# start of Stored records

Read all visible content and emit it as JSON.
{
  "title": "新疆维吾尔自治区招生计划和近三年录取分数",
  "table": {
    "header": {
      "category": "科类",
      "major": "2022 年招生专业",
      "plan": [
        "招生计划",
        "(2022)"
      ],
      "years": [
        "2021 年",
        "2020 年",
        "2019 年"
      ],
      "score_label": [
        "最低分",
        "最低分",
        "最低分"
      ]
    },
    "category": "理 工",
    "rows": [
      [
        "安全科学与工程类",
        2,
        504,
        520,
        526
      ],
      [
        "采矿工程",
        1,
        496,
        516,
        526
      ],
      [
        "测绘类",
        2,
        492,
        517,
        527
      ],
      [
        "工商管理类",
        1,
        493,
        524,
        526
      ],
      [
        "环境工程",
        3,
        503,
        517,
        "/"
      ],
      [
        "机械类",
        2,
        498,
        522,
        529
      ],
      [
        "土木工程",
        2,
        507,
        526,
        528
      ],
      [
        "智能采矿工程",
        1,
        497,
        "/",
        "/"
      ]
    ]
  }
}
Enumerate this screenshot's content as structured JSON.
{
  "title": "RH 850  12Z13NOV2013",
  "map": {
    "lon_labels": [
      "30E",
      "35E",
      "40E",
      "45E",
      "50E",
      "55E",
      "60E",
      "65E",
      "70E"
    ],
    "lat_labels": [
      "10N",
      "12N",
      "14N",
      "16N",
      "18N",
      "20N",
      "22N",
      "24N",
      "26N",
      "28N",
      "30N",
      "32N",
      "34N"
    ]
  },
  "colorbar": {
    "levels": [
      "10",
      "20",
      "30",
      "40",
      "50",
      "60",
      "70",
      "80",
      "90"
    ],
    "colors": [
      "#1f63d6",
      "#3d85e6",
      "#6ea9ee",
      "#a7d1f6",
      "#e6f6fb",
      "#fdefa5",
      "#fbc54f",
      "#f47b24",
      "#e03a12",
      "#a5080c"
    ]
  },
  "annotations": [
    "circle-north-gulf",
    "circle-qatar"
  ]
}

# end of Stored records

# [What is needed]
Scan the material line by line and report each one that contains "title".

# [Result for this task]
  "title": "新疆维吾尔自治区招生计划和近三年录取分数",
  "title": "RH 850  12Z13NOV2013",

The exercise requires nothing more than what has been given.